── Information supplied

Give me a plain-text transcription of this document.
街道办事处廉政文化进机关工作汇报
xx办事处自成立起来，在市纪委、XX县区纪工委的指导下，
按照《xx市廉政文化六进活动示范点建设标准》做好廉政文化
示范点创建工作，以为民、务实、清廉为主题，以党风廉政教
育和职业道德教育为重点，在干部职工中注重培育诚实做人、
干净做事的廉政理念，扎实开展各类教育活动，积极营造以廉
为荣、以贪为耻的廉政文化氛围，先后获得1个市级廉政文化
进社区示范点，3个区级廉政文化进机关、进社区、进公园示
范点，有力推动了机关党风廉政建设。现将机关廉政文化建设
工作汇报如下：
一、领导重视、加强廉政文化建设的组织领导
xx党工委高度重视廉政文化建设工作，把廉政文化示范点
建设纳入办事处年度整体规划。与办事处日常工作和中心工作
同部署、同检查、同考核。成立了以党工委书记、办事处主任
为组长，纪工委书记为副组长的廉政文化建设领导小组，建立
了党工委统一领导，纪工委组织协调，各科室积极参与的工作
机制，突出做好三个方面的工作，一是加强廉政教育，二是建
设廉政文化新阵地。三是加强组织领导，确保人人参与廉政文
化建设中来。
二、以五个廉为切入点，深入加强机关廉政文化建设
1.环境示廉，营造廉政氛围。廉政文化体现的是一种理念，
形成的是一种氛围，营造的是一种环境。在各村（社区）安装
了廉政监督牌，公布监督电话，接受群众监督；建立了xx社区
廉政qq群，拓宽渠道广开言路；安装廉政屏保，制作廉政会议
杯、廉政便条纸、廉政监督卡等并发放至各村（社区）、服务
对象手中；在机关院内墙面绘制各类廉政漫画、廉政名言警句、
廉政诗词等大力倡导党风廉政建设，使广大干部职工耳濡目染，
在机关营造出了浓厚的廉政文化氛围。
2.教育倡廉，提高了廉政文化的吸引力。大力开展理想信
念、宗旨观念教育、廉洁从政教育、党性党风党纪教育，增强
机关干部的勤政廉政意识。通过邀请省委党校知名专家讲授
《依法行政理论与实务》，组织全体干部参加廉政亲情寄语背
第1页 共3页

────
── Information supplied

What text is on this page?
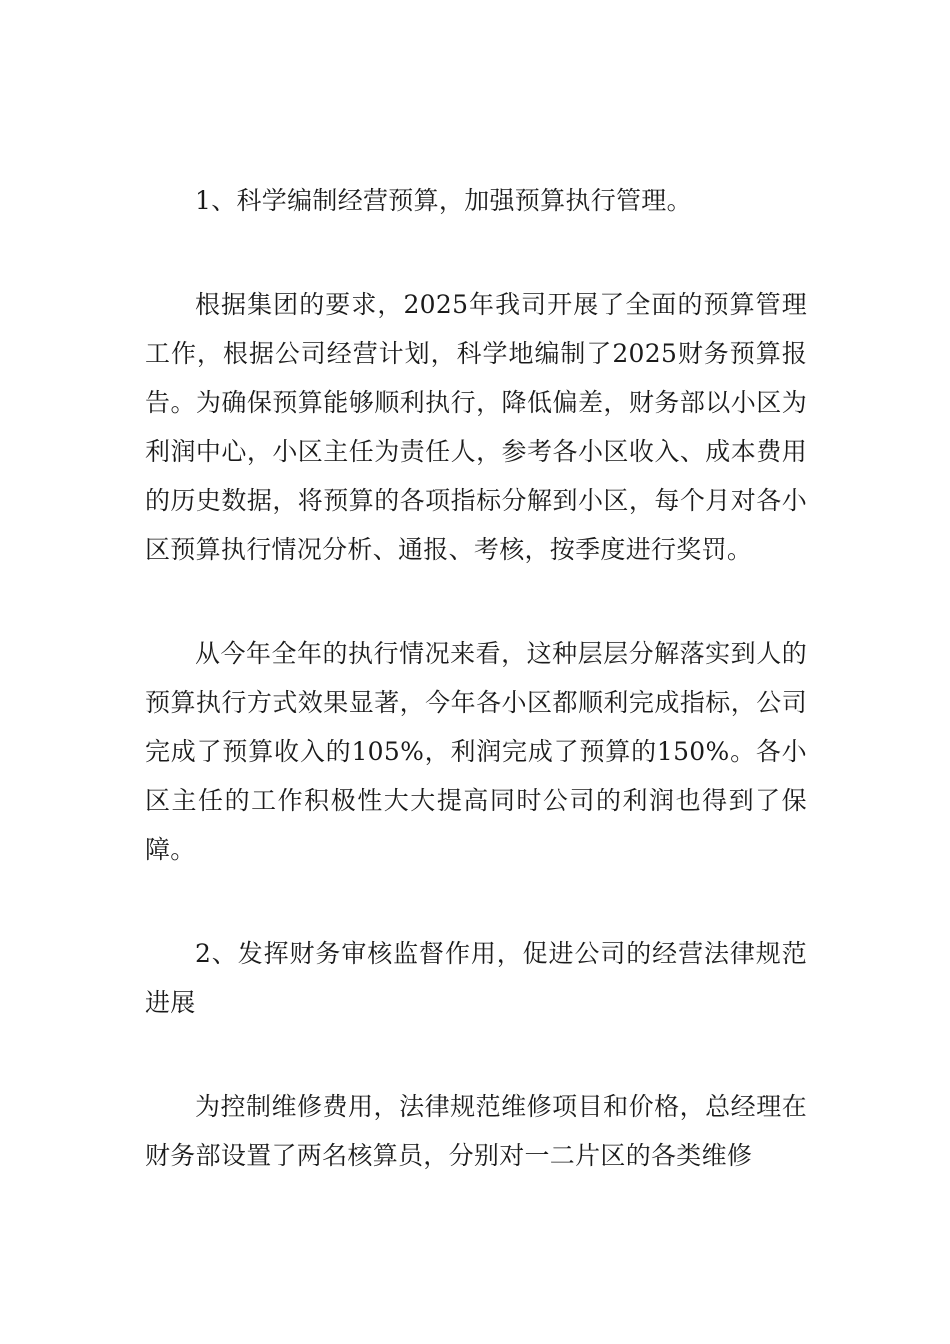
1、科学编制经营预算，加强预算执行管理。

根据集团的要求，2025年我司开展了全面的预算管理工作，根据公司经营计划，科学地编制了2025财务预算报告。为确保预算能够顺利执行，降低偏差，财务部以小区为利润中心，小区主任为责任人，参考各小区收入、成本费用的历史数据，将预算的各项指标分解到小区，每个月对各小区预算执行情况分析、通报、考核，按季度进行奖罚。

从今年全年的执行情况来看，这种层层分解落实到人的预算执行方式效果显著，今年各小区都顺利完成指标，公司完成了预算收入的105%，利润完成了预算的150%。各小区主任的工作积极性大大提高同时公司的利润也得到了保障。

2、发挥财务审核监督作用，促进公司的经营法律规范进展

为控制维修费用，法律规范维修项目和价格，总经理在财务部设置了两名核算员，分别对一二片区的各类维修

────

# Task requirements
From the listing above, copy every line that holds the string "text".

# Answer to this task
Give me a plain-text transcription of this document.
What text is on this page?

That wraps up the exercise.